● WRITTEN REQUEST
Without the pictures, return each record as it appears.

[Dataset records on visual material]

==========

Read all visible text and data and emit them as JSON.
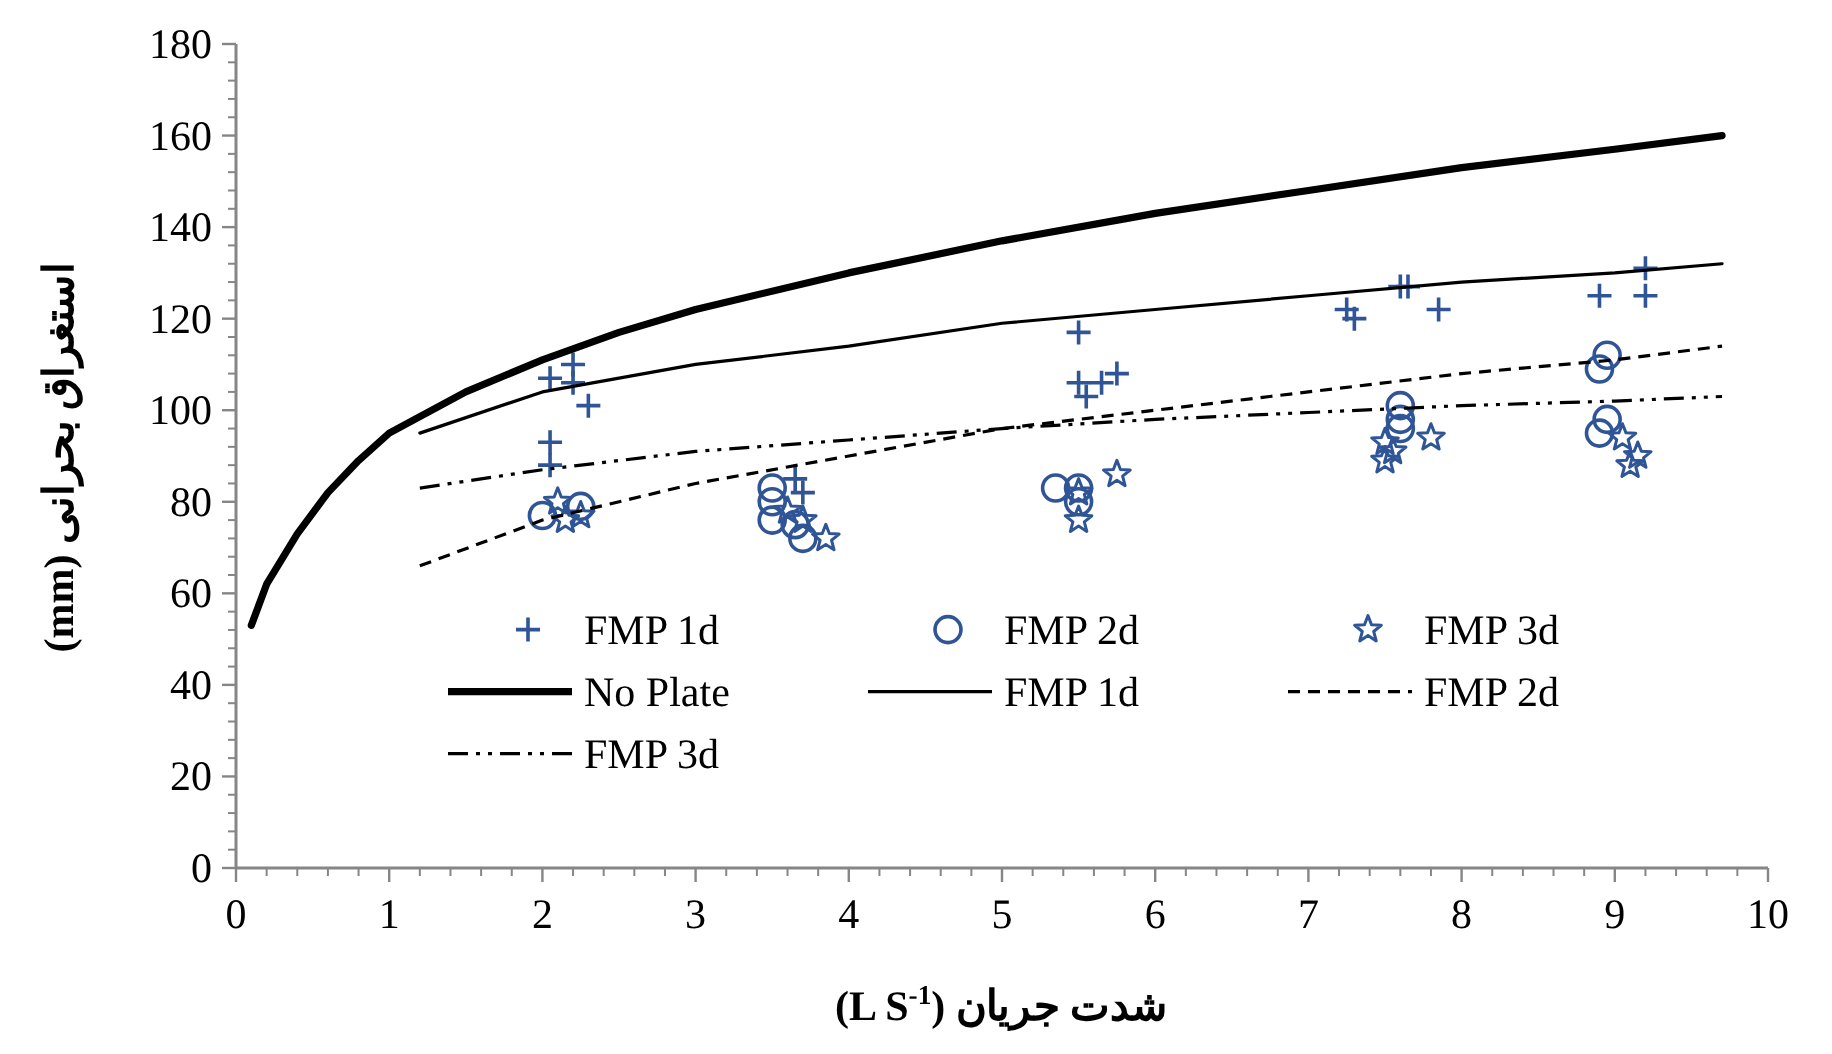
{
  "chart_data": {
    "type": "scatter",
    "xlabel": "شدت جریان (L S$^{-1}$)",
    "ylabel": "استغراق بحرانی (mm)",
    "xlim": [
      0,
      10
    ],
    "xticks": [
      0,
      1,
      2,
      3,
      4,
      5,
      6,
      7,
      8,
      9,
      10
    ],
    "ylim": [
      0,
      180
    ],
    "yticks": [
      0,
      20,
      40,
      60,
      80,
      100,
      120,
      140,
      160,
      180
    ],
    "grid": false,
    "legend": "bottom right",
    "series": [
      {
        "name": "FMP 1d",
        "type": "scatter",
        "marker": "cross",
        "color": "#2f5597",
        "x": [
          2.05,
          2.05,
          2.05,
          2.2,
          2.2,
          2.3,
          3.65,
          3.7,
          5.5,
          5.5,
          5.55,
          5.65,
          5.75,
          7.25,
          7.3,
          7.6,
          7.65,
          7.85,
          8.9,
          9.2,
          9.2
        ],
        "values": [
          93,
          88,
          107,
          110,
          106,
          101,
          85,
          82,
          117,
          106,
          103,
          106,
          108,
          122,
          120,
          127,
          127,
          122,
          125,
          131,
          125
        ]
      },
      {
        "name": "FMP 2d",
        "type": "scatter",
        "marker": "circle",
        "color": "#2f5597",
        "x": [
          2.0,
          2.25,
          3.5,
          3.5,
          3.5,
          3.7,
          3.65,
          5.35,
          5.5,
          5.5,
          7.6,
          7.6,
          7.6,
          8.9,
          8.95,
          8.9,
          8.95
        ],
        "values": [
          77,
          79,
          83,
          80,
          76,
          72,
          75,
          83,
          83,
          80,
          101,
          98,
          96,
          109,
          112,
          95,
          98
        ]
      },
      {
        "name": "FMP 3d",
        "type": "scatter",
        "marker": "star",
        "color": "#2f5597",
        "x": [
          2.1,
          2.15,
          2.25,
          3.6,
          3.7,
          3.85,
          5.5,
          5.5,
          5.75,
          7.5,
          7.5,
          7.55,
          7.8,
          9.05,
          9.15,
          9.1
        ],
        "values": [
          80,
          76,
          77,
          78,
          76,
          72,
          82,
          76,
          86,
          93,
          89,
          91,
          94,
          94,
          90,
          88
        ]
      },
      {
        "name": "No Plate",
        "type": "line",
        "marker": "none",
        "line_style": "solid",
        "color": "#000000",
        "x": [
          0.1,
          0.2,
          0.4,
          0.6,
          0.8,
          1,
          1.5,
          2,
          2.5,
          3,
          4,
          5,
          6,
          7,
          8,
          9,
          9.7
        ],
        "values": [
          53,
          62,
          73,
          82,
          89,
          95,
          104,
          111,
          117,
          122,
          130,
          137,
          143,
          148,
          153,
          157,
          160
        ]
      },
      {
        "name": "FMP 1d",
        "type": "line",
        "marker": "none",
        "line_style": "solid",
        "color": "#000000",
        "x": [
          1.2,
          2,
          3,
          4,
          5,
          6,
          7,
          8,
          9,
          9.7
        ],
        "values": [
          95,
          104,
          110,
          114,
          119,
          122,
          125,
          128,
          130,
          132
        ]
      },
      {
        "name": "FMP 2d",
        "type": "line",
        "marker": "none",
        "line_style": "dashed",
        "color": "#000000",
        "x": [
          1.2,
          2,
          3,
          4,
          5,
          6,
          7,
          8,
          9,
          9.7
        ],
        "values": [
          66,
          76,
          84,
          90,
          96,
          100,
          104,
          108,
          111,
          114
        ]
      },
      {
        "name": "FMP 3d",
        "type": "line",
        "marker": "none",
        "line_style": "dashdot",
        "color": "#000000",
        "x": [
          1.2,
          2,
          3,
          4,
          5,
          6,
          7,
          8,
          9,
          9.7
        ],
        "values": [
          83,
          87,
          91,
          93.5,
          96,
          98,
          99.5,
          101,
          102,
          103
        ]
      }
    ]
  }
}
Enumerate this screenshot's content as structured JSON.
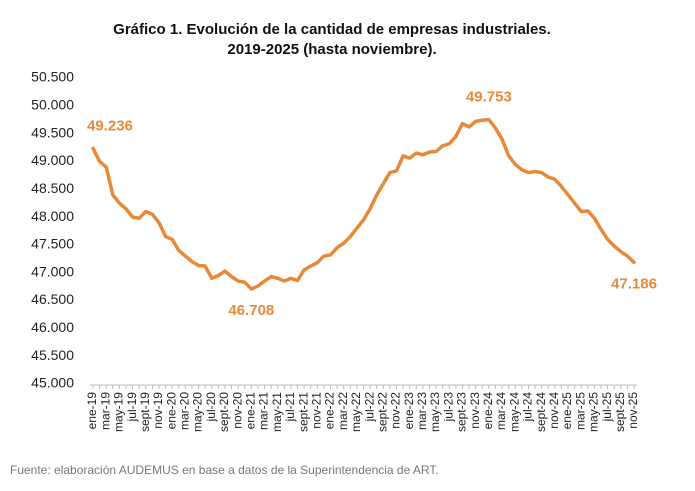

==========

● FINAL RESULT
Read all visible text and data and emit them as JSON.
{
  "chart_data": {
    "type": "scatter",
    "xlabel": "شدت جریان (L S$^{-1}$)",
    "ylabel": "استغراق بحرانی (mm)",
    "xlim": [
      0,
      10
    ],
    "xticks": [
      0,
      1,
      2,
      3,
      4,
      5,
      6,
      7,
      8,
      9,
      10
    ],
    "ylim": [
      0,
      180
    ],
    "yticks": [
      0,
      20,
      40,
      60,
      80,
      100,
      120,
      140,
      160,
      180
    ],
    "grid": false,
    "legend": "bottom right",
    "series": [
      {
        "name": "FMP 1d",
        "type": "scatter",
        "marker": "cross",
        "color": "#2f5597",
        "x": [
          2.05,
          2.05,
          2.05,
          2.2,
          2.2,
          2.3,
          3.65,
          3.7,
          5.5,
          5.5,
          5.55,
          5.65,
          5.75,
          7.25,
          7.3,
          7.6,
          7.65,
          7.85,
          8.9,
          9.2,
          9.2
        ],
        "values": [
          93,
          88,
          107,
          110,
          106,
          101,
          85,
          82,
          117,
          106,
          103,
          106,
          108,
          122,
          120,
          127,
          127,
          122,
          125,
          131,
          125
        ]
      },
      {
        "name": "FMP 2d",
        "type": "scatter",
        "marker": "circle",
        "color": "#2f5597",
        "x": [
          2.0,
          2.25,
          3.5,
          3.5,
          3.5,
          3.7,
          3.65,
          5.35,
          5.5,
          5.5,
          7.6,
          7.6,
          7.6,
          8.9,
          8.95,
          8.9,
          8.95
        ],
        "values": [
          77,
          79,
          83,
          80,
          76,
          72,
          75,
          83,
          83,
          80,
          101,
          98,
          96,
          109,
          112,
          95,
          98
        ]
      },
      {
        "name": "FMP 3d",
        "type": "scatter",
        "marker": "star",
        "color": "#2f5597",
        "x": [
          2.1,
          2.15,
          2.25,
          3.6,
          3.7,
          3.85,
          5.5,
          5.5,
          5.75,
          7.5,
          7.5,
          7.55,
          7.8,
          9.05,
          9.15,
          9.1
        ],
        "values": [
          80,
          76,
          77,
          78,
          76,
          72,
          82,
          76,
          86,
          93,
          89,
          91,
          94,
          94,
          90,
          88
        ]
      },
      {
        "name": "No Plate",
        "type": "line",
        "marker": "none",
        "line_style": "solid",
        "color": "#000000",
        "x": [
          0.1,
          0.2,
          0.4,
          0.6,
          0.8,
          1,
          1.5,
          2,
          2.5,
          3,
          4,
          5,
          6,
          7,
          8,
          9,
          9.7
        ],
        "values": [
          53,
          62,
          73,
          82,
          89,
          95,
          104,
          111,
          117,
          122,
          130,
          137,
          143,
          148,
          153,
          157,
          160
        ]
      },
      {
        "name": "FMP 1d",
        "type": "line",
        "marker": "none",
        "line_style": "solid",
        "color": "#000000",
        "x": [
          1.2,
          2,
          3,
          4,
          5,
          6,
          7,
          8,
          9,
          9.7
        ],
        "values": [
          95,
          104,
          110,
          114,
          119,
          122,
          125,
          128,
          130,
          132
        ]
      },
      {
        "name": "FMP 2d",
        "type": "line",
        "marker": "none",
        "line_style": "dashed",
        "color": "#000000",
        "x": [
          1.2,
          2,
          3,
          4,
          5,
          6,
          7,
          8,
          9,
          9.7
        ],
        "values": [
          66,
          76,
          84,
          90,
          96,
          100,
          104,
          108,
          111,
          114
        ]
      },
      {
        "name": "FMP 3d",
        "type": "line",
        "marker": "none",
        "line_style": "dashdot",
        "color": "#000000",
        "x": [
          1.2,
          2,
          3,
          4,
          5,
          6,
          7,
          8,
          9,
          9.7
        ],
        "values": [
          83,
          87,
          91,
          93.5,
          96,
          98,
          99.5,
          101,
          102,
          103
        ]
      }
    ]
  }
}
Enumerate this screenshot's content as structured JSON.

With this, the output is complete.